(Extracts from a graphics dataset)
----------

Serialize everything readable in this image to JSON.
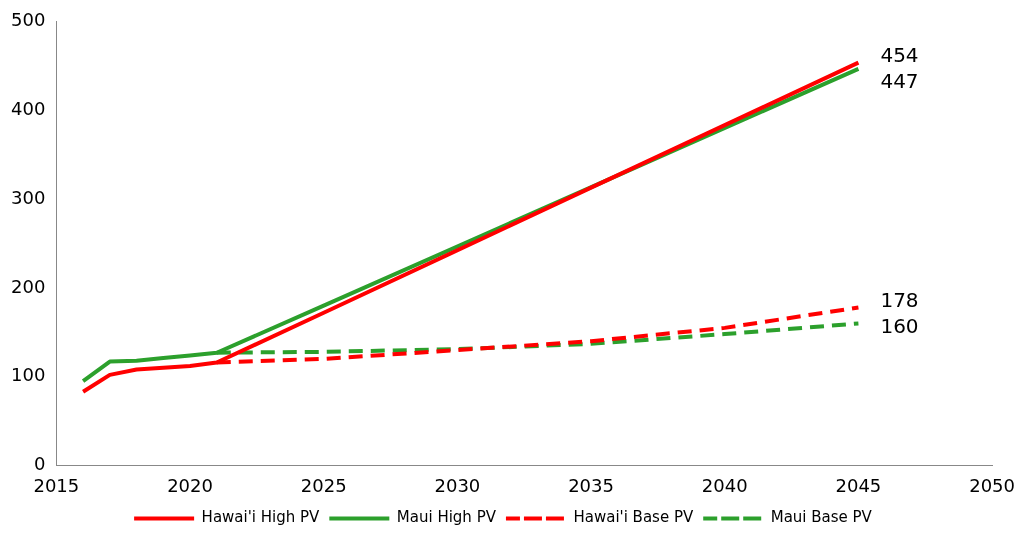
{
  "chart_data": {
    "type": "line",
    "xlim": [
      2015,
      2050
    ],
    "xticks": [
      2015,
      2020,
      2025,
      2030,
      2035,
      2040,
      2045,
      2050
    ],
    "ylim": [
      0,
      500
    ],
    "yticks": [
      0,
      100,
      200,
      300,
      400,
      500
    ],
    "grid": false,
    "legend": "bottom",
    "marker": "none",
    "series": [
      {
        "name": "Hawai'i High PV",
        "color": "#ff0000",
        "line_style": "solid",
        "x": [
          2016,
          2017,
          2018,
          2019,
          2020,
          2021,
          2025,
          2045
        ],
        "values": [
          83,
          102,
          108,
          110,
          112,
          116,
          172,
          454
        ],
        "value_labels": [
          null,
          null,
          null,
          null,
          null,
          null,
          null,
          "454"
        ]
      },
      {
        "name": "Maui High PV",
        "color": "#2ca02c",
        "line_style": "solid",
        "x": [
          2016,
          2017,
          2018,
          2019,
          2020,
          2021,
          2025,
          2045
        ],
        "values": [
          95,
          117,
          118,
          121,
          124,
          127,
          180,
          447
        ],
        "value_labels": [
          null,
          null,
          null,
          null,
          null,
          null,
          null,
          "447"
        ]
      },
      {
        "name": "Hawai'i Base PV",
        "color": "#ff0000",
        "line_style": "dashed",
        "x": [
          2021,
          2025,
          2030,
          2035,
          2040,
          2045
        ],
        "values": [
          116,
          120,
          130,
          140,
          155,
          178
        ],
        "value_labels": [
          null,
          null,
          null,
          null,
          null,
          "178"
        ]
      },
      {
        "name": "Maui Base PV",
        "color": "#2ca02c",
        "line_style": "dashed",
        "x": [
          2021,
          2025,
          2030,
          2035,
          2040,
          2045
        ],
        "values": [
          127,
          128,
          131,
          137,
          148,
          160
        ],
        "value_labels": [
          null,
          null,
          null,
          null,
          null,
          "160"
        ]
      }
    ]
  }
}
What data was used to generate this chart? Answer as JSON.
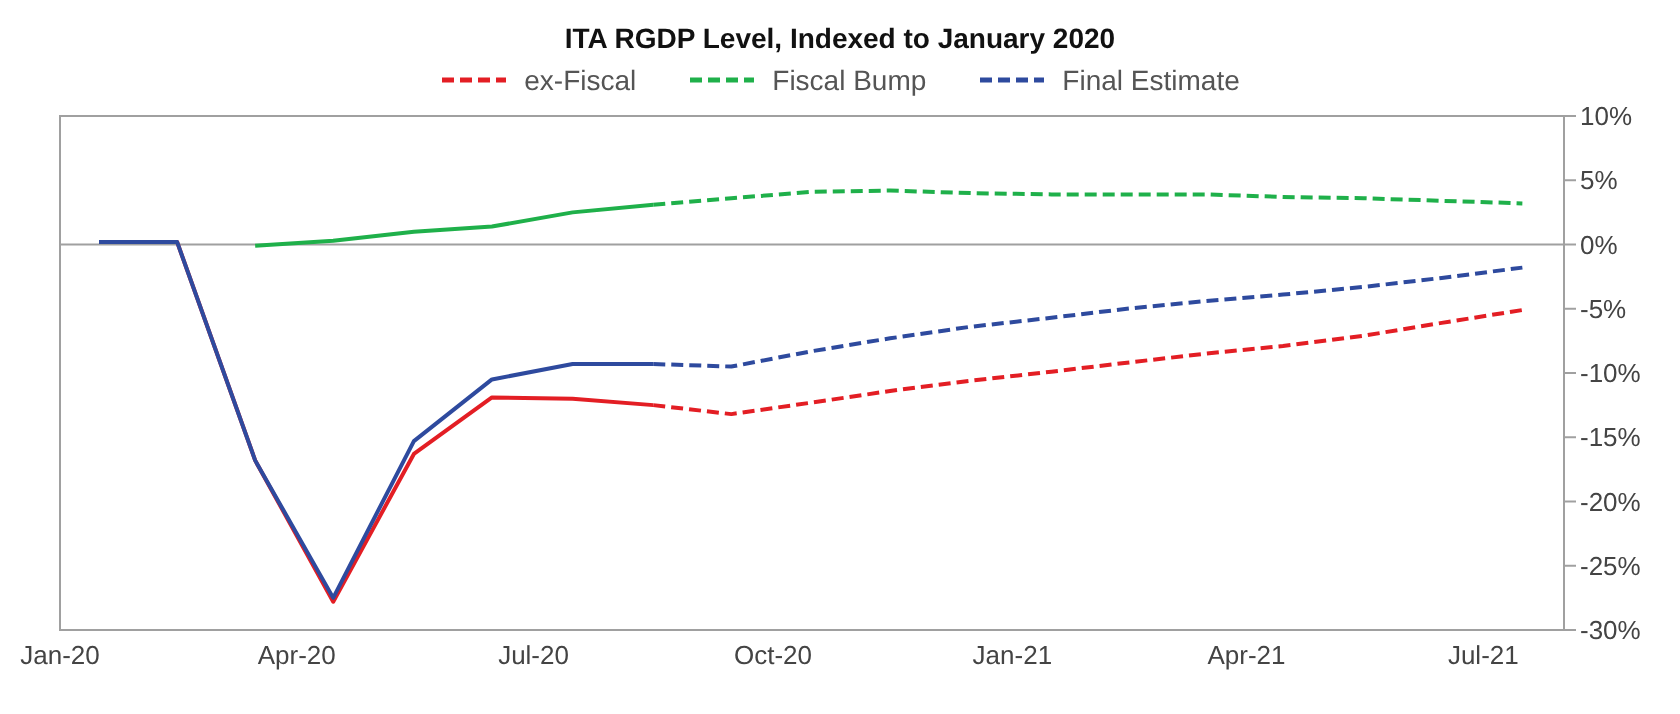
{
  "chart_data": {
    "type": "line",
    "title": "ITA RGDP Level, Indexed to January 2020",
    "x": [
      "2020-01-16",
      "2020-02-15",
      "2020-03-16",
      "2020-04-15",
      "2020-05-16",
      "2020-06-15",
      "2020-07-16",
      "2020-08-16",
      "2020-09-15",
      "2020-10-16",
      "2020-11-15",
      "2020-12-16",
      "2021-01-16",
      "2021-02-14",
      "2021-03-16",
      "2021-04-15",
      "2021-05-16",
      "2021-06-15",
      "2021-07-16"
    ],
    "xlim": [
      "2020-01-01",
      "2021-08-01"
    ],
    "xticks": [
      {
        "value": "2020-01-01",
        "label": "Jan-20"
      },
      {
        "value": "2020-04-01",
        "label": "Apr-20"
      },
      {
        "value": "2020-07-01",
        "label": "Jul-20"
      },
      {
        "value": "2020-10-01",
        "label": "Oct-20"
      },
      {
        "value": "2021-01-01",
        "label": "Jan-21"
      },
      {
        "value": "2021-04-01",
        "label": "Apr-21"
      },
      {
        "value": "2021-07-01",
        "label": "Jul-21"
      }
    ],
    "ylim": [
      -30,
      10
    ],
    "yticks": [
      {
        "value": -30,
        "label": "-30%"
      },
      {
        "value": -25,
        "label": "-25%"
      },
      {
        "value": -20,
        "label": "-20%"
      },
      {
        "value": -15,
        "label": "-15%"
      },
      {
        "value": -10,
        "label": "-10%"
      },
      {
        "value": -5,
        "label": "-5%"
      },
      {
        "value": 0,
        "label": "0%"
      },
      {
        "value": 5,
        "label": "5%"
      },
      {
        "value": 10,
        "label": "10%"
      }
    ],
    "series": [
      {
        "color": "#e31e24",
        "line_style": "solid",
        "values": [
          0.2,
          0.2,
          -16.8,
          -27.8,
          -16.3,
          -11.9,
          -12.0,
          -12.5,
          null,
          null,
          null,
          null,
          null,
          null,
          null,
          null,
          null,
          null,
          null
        ]
      },
      {
        "color": "#1fb04a",
        "line_style": "solid",
        "values": [
          null,
          null,
          -0.1,
          0.3,
          1.0,
          1.4,
          2.5,
          3.1,
          null,
          null,
          null,
          null,
          null,
          null,
          null,
          null,
          null,
          null,
          null
        ]
      },
      {
        "color": "#2e4a9e",
        "line_style": "solid",
        "values": [
          0.2,
          0.2,
          -16.8,
          -27.5,
          -15.3,
          -10.5,
          -9.3,
          -9.3,
          null,
          null,
          null,
          null,
          null,
          null,
          null,
          null,
          null,
          null,
          null
        ]
      },
      {
        "name": "ex-Fiscal",
        "color": "#e31e24",
        "line_style": "dashed",
        "values": [
          null,
          null,
          null,
          null,
          null,
          null,
          null,
          -12.5,
          -13.2,
          -12.3,
          -11.4,
          -10.6,
          -9.9,
          -9.2,
          -8.5,
          -7.9,
          -7.1,
          -6.1,
          -5.1
        ]
      },
      {
        "name": "Fiscal Bump",
        "color": "#1fb04a",
        "line_style": "dashed",
        "values": [
          null,
          null,
          null,
          null,
          null,
          null,
          null,
          3.1,
          3.6,
          4.1,
          4.2,
          4.0,
          3.9,
          3.9,
          3.9,
          3.7,
          3.6,
          3.4,
          3.2
        ]
      },
      {
        "name": "Final Estimate",
        "color": "#2e4a9e",
        "line_style": "dashed",
        "values": [
          null,
          null,
          null,
          null,
          null,
          null,
          null,
          -9.3,
          -9.5,
          -8.3,
          -7.3,
          -6.4,
          -5.7,
          -5.0,
          -4.4,
          -3.9,
          -3.3,
          -2.6,
          -1.8
        ]
      }
    ],
    "ref_lines": [
      {
        "axis": "y",
        "value": 0,
        "color": "#a0a0a0"
      }
    ],
    "legend": "top",
    "marker": "none"
  }
}
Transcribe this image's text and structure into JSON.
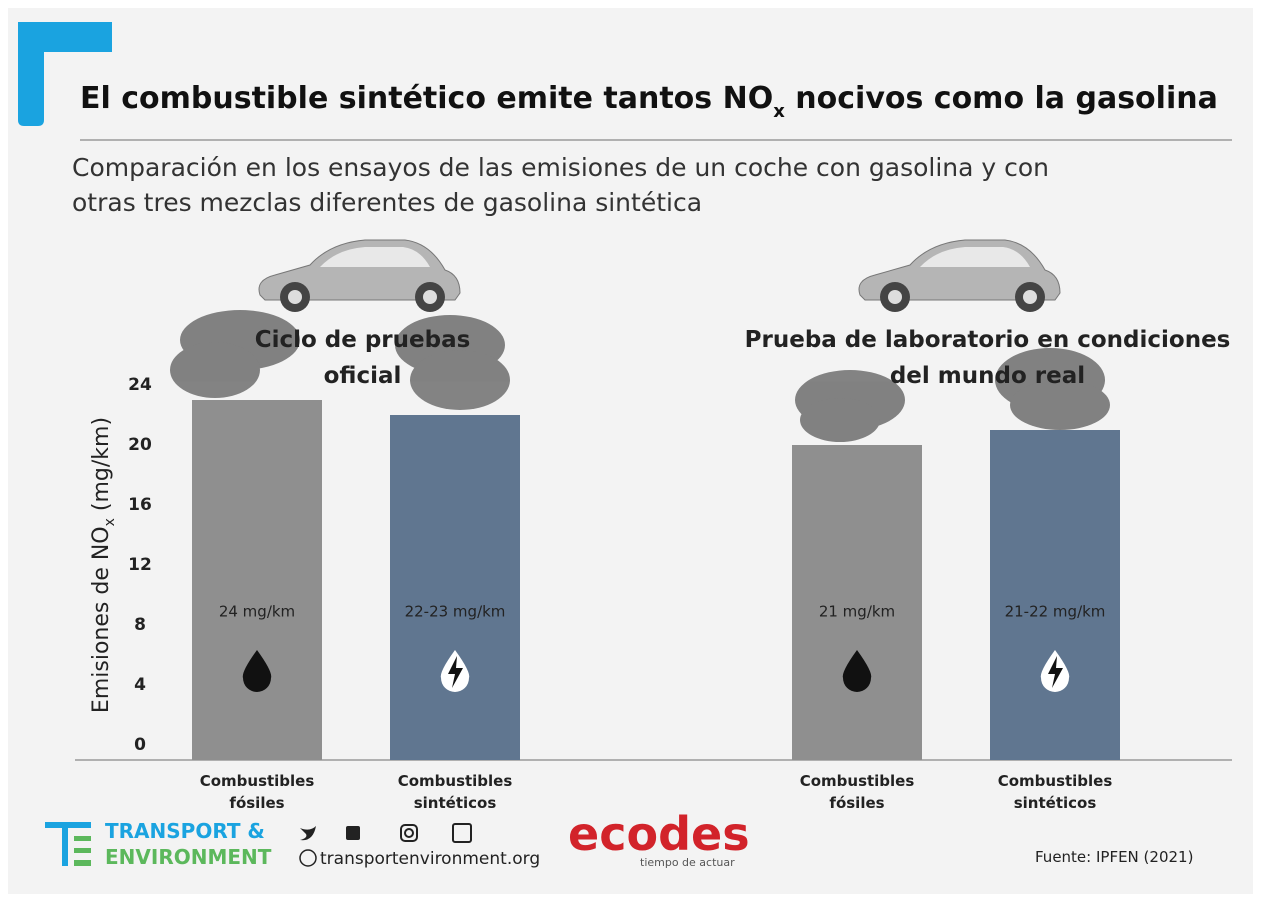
{
  "chart_data": {
    "type": "bar",
    "title": [
      "El combustible sintético emite tantos NO",
      "x",
      " nocivos como la gasolina"
    ],
    "subtitle": [
      "Comparación en los ensayos de las emisiones de un coche con gasolina y con",
      "otras tres mezclas diferentes de gasolina sintética"
    ],
    "y_label": [
      "Emisiones de NO",
      "x",
      " (mg/km)"
    ],
    "categories": [
      "Ciclo de pruebas oficial",
      "Prueba de laboratorio en condiciones del mundo real"
    ],
    "series": [
      {
        "name": "Combustibles fósiles",
        "color": "#8f8f8f",
        "values": [
          24,
          21
        ],
        "value_labels": [
          "24 mg/km",
          "21 mg/km"
        ]
      },
      {
        "name": "Combustibles sintéticos",
        "color": "#607690",
        "values": [
          23,
          22
        ],
        "value_labels": [
          "22-23 mg/km",
          "21-22 mg/km"
        ]
      }
    ],
    "ylim": [
      0,
      24
    ],
    "yticks": [
      0,
      4,
      8,
      12,
      16,
      20,
      24
    ],
    "footer": {
      "logo_line1": "TRANSPORT &",
      "logo_line2": "ENVIRONMENT",
      "website": "transportenvironment.org",
      "partner": "ecodes",
      "partner_tagline": "tiempo de actuar",
      "source": "Fuente: IPFEN (2021)"
    }
  }
}
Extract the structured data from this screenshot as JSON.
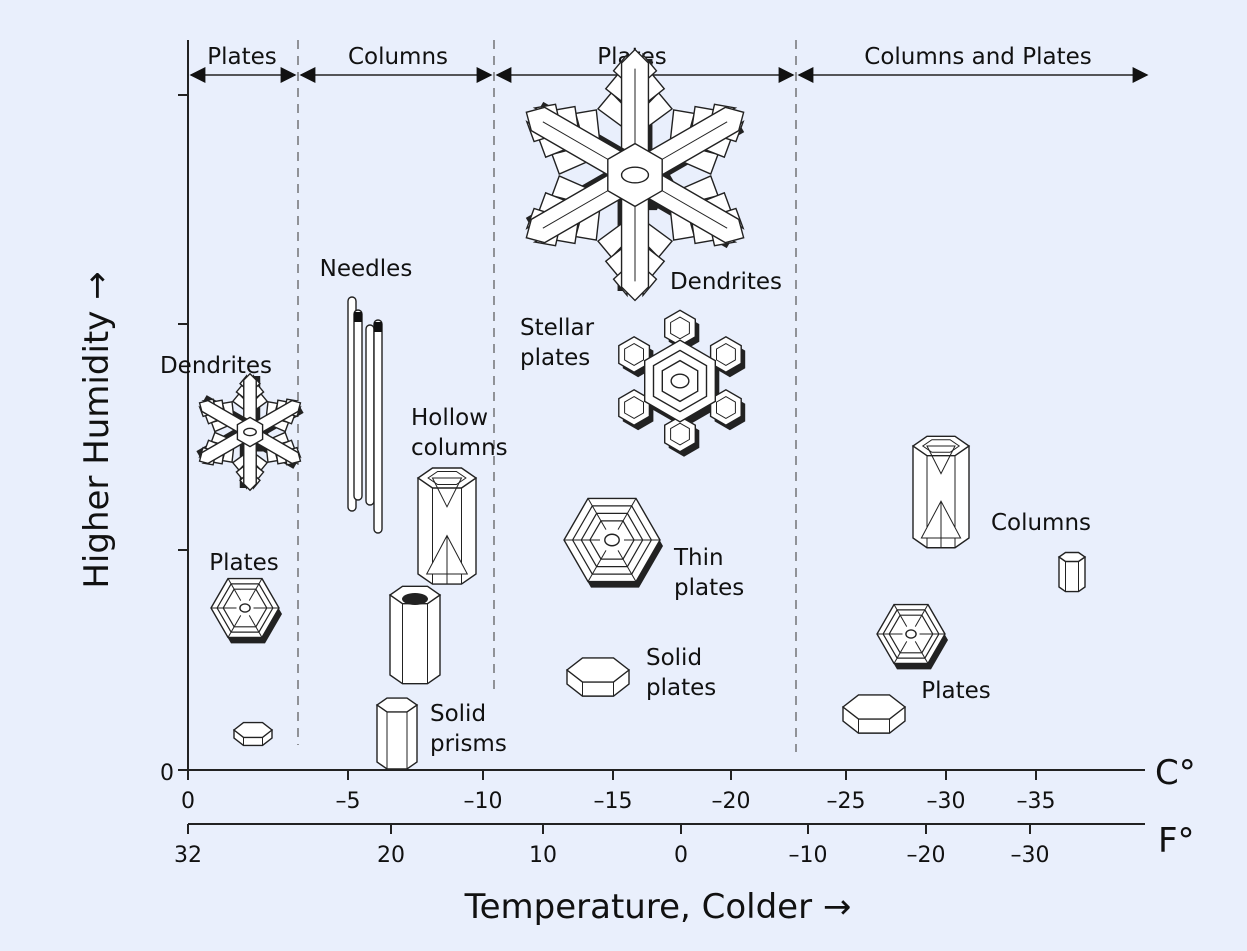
{
  "regions": [
    {
      "label": "Plates",
      "from_c": 0,
      "to_c": -4
    },
    {
      "label": "Columns",
      "from_c": -4,
      "to_c": -10
    },
    {
      "label": "Plates",
      "from_c": -10,
      "to_c": -22
    },
    {
      "label": "Columns and Plates",
      "from_c": -22,
      "to_c": -40
    }
  ],
  "x_axis_celsius": {
    "unit": "C°",
    "ticks": [
      "0",
      "–5",
      "–10",
      "–15",
      "–20",
      "–25",
      "–30",
      "–35"
    ]
  },
  "x_axis_fahrenheit": {
    "unit": "F°",
    "ticks": [
      "32",
      "20",
      "10",
      "0",
      "–10",
      "–20",
      "–30"
    ]
  },
  "y_axis": {
    "label": "Higher Humidity →",
    "zero": "0"
  },
  "x_label": "Temperature,  Colder →",
  "crystals": [
    {
      "type": "dendrite",
      "lines": [
        "Dendrites"
      ]
    },
    {
      "type": "dendrite",
      "lines": [
        "Dendrites"
      ]
    },
    {
      "type": "stellar",
      "lines": [
        "Stellar",
        "plates"
      ]
    },
    {
      "type": "needles",
      "lines": [
        "Needles"
      ]
    },
    {
      "type": "hollow-column",
      "lines": [
        "Hollow",
        "columns"
      ]
    },
    {
      "type": "plate",
      "lines": [
        "Plates"
      ]
    },
    {
      "type": "prism",
      "lines": [
        "Solid",
        "prisms"
      ]
    },
    {
      "type": "thin-plate",
      "lines": [
        "Thin",
        "plates"
      ]
    },
    {
      "type": "solid-plate",
      "lines": [
        "Solid",
        "plates"
      ]
    },
    {
      "type": "column",
      "lines": [
        "Columns"
      ]
    },
    {
      "type": "plate",
      "lines": [
        "Plates"
      ]
    }
  ],
  "colors": {
    "background": "#e9effc",
    "ink": "#111111",
    "crystal": "#ffffff"
  }
}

----------

Instructions to follow – Identify all lines where the word "Hawai" shows up. Copy them.

Exercise response –
        "name": "Hawai'i High PV",
        "name": "Hawai'i Base PV",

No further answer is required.